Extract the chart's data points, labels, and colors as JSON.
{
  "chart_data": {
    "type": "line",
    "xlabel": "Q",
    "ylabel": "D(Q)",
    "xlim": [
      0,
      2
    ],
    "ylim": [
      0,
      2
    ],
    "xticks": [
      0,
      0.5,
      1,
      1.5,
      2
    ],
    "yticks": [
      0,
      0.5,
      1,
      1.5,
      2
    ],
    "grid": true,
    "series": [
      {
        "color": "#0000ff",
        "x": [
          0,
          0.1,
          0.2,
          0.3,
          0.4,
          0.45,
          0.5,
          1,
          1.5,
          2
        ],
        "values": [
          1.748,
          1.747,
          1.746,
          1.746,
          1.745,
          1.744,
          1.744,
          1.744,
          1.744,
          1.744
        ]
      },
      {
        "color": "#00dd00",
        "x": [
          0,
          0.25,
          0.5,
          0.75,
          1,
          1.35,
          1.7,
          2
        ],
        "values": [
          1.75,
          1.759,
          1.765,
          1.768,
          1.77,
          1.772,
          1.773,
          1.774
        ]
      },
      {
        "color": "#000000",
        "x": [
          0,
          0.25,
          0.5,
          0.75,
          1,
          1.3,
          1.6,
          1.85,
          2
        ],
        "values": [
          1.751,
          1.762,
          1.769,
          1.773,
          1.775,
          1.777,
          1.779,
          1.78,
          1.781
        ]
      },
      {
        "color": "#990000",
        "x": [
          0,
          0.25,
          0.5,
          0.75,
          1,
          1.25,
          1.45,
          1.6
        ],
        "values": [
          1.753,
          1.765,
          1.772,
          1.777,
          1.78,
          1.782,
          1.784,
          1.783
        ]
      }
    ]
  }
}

--

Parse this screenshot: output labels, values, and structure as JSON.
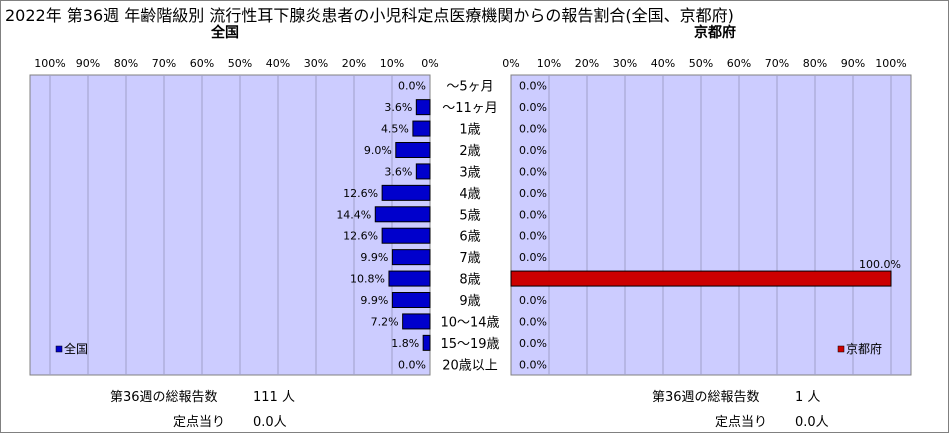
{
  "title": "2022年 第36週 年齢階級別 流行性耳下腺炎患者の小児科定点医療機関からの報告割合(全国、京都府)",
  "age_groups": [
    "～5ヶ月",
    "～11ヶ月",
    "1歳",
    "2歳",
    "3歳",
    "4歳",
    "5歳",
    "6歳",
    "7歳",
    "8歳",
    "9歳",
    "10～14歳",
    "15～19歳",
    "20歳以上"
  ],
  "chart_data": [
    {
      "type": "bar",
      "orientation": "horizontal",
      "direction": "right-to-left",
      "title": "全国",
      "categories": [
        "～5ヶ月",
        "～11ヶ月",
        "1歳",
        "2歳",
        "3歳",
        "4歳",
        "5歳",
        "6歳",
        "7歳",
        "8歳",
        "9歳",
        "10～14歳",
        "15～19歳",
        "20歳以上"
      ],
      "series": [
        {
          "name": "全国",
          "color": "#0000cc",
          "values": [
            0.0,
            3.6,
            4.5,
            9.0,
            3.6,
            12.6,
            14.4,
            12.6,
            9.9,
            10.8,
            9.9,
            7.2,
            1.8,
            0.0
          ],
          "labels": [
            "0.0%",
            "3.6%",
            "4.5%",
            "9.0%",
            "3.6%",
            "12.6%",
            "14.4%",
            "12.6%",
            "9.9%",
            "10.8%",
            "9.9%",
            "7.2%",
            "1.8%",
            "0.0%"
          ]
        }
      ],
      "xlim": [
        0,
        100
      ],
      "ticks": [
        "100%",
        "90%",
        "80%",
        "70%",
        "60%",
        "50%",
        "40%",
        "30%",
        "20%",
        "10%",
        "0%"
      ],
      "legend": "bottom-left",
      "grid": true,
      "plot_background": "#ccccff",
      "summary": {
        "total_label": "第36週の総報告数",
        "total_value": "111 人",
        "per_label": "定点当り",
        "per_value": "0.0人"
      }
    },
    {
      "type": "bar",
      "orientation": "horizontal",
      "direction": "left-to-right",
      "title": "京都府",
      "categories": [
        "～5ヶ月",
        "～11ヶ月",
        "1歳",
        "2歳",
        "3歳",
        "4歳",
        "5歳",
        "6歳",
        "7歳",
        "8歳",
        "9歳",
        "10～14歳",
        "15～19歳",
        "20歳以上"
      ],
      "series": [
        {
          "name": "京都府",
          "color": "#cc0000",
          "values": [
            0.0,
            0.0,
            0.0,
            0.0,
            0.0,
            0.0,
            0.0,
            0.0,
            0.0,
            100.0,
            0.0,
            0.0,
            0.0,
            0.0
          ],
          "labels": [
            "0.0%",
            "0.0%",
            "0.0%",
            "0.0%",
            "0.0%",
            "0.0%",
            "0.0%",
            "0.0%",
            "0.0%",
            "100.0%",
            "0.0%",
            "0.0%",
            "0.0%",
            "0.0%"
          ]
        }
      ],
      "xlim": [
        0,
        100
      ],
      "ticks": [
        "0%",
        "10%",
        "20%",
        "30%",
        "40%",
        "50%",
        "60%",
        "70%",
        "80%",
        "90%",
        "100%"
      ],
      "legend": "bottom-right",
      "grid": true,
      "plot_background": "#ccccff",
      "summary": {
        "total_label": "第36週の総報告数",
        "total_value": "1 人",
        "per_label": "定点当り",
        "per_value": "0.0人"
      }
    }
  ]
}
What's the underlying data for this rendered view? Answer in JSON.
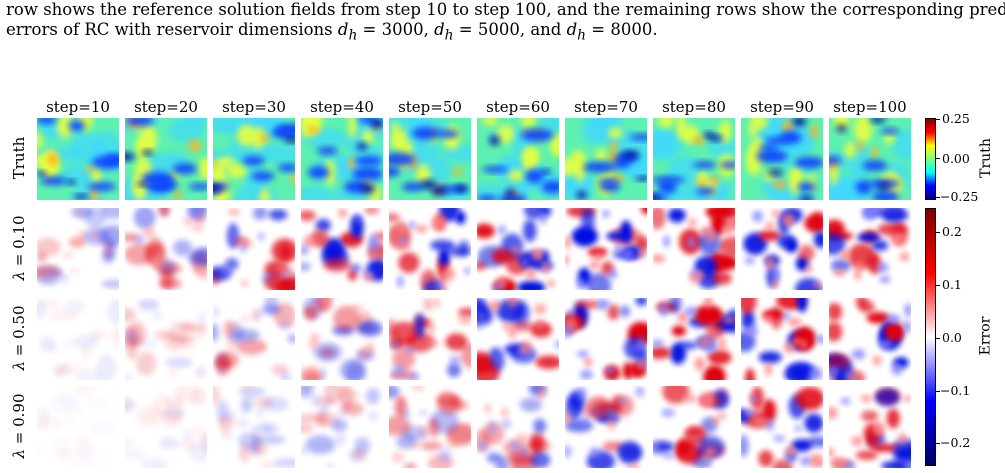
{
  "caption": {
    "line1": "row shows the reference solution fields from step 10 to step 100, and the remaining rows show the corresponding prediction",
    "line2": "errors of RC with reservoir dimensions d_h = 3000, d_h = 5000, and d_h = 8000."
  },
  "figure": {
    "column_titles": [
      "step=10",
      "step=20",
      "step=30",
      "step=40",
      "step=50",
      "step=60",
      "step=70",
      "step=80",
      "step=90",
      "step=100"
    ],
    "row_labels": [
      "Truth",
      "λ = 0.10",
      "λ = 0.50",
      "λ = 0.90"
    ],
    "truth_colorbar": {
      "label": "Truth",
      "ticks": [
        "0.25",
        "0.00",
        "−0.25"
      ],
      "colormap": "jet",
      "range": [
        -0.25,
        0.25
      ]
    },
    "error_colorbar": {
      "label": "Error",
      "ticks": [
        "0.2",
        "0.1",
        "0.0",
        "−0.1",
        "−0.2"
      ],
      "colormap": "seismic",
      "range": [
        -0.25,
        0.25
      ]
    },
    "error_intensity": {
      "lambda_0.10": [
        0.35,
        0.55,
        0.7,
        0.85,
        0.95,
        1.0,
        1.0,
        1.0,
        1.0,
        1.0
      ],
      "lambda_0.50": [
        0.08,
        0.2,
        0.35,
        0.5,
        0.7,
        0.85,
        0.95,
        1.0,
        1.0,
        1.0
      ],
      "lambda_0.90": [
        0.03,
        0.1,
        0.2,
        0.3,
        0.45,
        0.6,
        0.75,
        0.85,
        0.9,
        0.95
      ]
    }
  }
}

## What you should do
Above are the records. Copy every line in them holding "left".

## Solution for this exercise
      "direction": "right-to-left",
      "legend": "bottom-left",
      "direction": "left-to-right",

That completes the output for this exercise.